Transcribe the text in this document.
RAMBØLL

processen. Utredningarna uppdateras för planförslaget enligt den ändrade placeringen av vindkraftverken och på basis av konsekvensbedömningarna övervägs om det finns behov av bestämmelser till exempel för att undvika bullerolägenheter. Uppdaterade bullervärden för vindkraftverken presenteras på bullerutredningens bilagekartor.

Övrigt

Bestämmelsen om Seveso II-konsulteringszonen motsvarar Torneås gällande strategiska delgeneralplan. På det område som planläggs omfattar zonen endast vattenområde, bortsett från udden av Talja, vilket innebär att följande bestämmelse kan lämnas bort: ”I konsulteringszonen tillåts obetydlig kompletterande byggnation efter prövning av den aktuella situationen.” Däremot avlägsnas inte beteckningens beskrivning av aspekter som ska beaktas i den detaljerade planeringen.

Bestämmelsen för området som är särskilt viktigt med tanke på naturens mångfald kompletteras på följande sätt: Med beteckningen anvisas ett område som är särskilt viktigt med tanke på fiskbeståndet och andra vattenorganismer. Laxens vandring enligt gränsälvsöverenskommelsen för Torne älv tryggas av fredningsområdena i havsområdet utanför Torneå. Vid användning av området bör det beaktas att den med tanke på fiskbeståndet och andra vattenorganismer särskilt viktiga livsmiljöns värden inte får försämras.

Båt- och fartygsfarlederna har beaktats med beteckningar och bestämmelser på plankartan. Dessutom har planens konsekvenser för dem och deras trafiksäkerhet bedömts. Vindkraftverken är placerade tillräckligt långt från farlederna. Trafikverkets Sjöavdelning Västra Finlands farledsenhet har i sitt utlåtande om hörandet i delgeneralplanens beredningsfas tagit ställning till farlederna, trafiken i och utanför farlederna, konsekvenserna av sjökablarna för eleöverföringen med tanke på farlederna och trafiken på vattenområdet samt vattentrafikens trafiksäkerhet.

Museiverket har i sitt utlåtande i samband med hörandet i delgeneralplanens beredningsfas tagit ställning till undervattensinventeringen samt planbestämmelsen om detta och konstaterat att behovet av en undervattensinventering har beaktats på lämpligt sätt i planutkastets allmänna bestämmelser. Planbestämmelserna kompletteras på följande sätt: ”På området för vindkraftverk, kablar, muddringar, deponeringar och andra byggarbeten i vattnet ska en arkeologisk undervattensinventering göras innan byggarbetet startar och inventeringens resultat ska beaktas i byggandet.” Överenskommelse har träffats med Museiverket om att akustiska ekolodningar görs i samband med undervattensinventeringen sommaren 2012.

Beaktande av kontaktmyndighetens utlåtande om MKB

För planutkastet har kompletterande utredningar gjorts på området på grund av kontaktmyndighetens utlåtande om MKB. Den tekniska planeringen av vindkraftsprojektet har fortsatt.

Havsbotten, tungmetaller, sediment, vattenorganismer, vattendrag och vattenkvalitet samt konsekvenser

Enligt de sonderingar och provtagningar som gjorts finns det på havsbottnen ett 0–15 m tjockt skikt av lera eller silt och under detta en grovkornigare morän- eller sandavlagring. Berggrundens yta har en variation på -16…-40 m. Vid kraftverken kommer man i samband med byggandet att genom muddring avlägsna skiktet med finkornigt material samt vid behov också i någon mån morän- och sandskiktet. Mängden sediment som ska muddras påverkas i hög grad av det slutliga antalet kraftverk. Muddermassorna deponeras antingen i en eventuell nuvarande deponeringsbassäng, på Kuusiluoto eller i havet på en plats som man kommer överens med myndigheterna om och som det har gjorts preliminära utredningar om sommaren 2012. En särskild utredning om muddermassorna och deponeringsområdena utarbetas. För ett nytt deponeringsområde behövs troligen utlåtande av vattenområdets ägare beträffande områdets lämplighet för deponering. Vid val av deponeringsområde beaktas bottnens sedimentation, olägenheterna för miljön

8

* _PROBLEM TO WORK ON_
From the data above, how many lines contain the word "kontaktmyndighetens"? Give the number alone.

* _RESPONSE TO THIS EXERCISE_
2